• **WHAT IS REQUIRED**: Tally every line featuring "items", then give that tally alone.

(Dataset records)
________

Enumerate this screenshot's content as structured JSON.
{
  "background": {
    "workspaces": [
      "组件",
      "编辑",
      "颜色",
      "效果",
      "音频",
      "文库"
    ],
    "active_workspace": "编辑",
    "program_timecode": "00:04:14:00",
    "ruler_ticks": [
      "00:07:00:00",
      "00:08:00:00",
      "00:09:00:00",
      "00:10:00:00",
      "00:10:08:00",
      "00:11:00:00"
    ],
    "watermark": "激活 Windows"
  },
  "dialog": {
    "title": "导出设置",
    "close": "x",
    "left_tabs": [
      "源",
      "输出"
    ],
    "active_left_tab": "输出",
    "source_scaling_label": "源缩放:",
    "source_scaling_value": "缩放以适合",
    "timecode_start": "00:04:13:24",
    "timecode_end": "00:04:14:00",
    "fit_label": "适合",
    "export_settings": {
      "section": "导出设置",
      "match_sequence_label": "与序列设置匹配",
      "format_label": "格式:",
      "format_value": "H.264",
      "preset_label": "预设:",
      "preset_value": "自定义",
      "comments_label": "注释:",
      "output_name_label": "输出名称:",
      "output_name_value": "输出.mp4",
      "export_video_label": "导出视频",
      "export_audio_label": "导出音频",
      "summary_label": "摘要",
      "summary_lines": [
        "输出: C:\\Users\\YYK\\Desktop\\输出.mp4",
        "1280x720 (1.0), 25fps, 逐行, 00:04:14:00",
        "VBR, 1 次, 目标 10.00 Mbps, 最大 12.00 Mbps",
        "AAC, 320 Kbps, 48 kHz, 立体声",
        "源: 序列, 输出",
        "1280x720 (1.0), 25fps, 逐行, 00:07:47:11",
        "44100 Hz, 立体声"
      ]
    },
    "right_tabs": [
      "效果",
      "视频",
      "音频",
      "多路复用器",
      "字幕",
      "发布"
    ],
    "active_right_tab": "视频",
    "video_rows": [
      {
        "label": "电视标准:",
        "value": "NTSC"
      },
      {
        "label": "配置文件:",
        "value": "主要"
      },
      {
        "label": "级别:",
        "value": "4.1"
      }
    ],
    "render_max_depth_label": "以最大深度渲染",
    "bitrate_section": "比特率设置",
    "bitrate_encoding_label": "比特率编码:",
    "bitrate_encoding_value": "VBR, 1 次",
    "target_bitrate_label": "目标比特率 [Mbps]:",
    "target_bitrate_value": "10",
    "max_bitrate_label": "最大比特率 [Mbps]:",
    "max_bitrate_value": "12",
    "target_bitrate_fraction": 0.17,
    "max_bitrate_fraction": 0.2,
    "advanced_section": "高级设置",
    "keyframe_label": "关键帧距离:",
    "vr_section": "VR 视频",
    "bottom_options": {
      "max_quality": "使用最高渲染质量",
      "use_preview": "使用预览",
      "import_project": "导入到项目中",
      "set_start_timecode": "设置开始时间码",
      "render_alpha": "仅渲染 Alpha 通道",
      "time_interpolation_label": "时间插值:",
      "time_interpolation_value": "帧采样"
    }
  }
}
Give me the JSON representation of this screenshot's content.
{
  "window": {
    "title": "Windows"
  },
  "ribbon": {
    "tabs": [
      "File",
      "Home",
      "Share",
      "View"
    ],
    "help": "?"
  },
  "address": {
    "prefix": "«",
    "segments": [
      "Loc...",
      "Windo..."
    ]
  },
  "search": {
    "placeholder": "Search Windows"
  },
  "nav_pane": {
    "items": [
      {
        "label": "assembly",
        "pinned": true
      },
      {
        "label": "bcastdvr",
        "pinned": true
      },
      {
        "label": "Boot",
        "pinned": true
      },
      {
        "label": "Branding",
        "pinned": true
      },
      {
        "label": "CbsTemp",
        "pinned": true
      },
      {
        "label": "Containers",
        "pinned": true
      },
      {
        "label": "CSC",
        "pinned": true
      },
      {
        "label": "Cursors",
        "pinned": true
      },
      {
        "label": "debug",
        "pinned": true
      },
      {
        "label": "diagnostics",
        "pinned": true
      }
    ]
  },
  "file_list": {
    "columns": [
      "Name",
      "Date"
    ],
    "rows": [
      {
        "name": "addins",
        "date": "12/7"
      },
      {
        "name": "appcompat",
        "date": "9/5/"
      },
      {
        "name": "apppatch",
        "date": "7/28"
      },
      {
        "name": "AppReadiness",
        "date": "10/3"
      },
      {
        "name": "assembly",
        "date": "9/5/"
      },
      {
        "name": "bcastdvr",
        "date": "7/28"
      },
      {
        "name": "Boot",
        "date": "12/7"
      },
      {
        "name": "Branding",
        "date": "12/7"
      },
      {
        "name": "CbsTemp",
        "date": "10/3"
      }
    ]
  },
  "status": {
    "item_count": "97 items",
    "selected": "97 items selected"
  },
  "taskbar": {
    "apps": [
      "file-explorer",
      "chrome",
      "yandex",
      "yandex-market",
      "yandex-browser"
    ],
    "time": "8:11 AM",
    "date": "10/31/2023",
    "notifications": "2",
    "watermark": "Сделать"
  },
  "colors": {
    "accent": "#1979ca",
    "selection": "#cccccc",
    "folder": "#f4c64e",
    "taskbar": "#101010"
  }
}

________

• **THE SOLUTION**: 3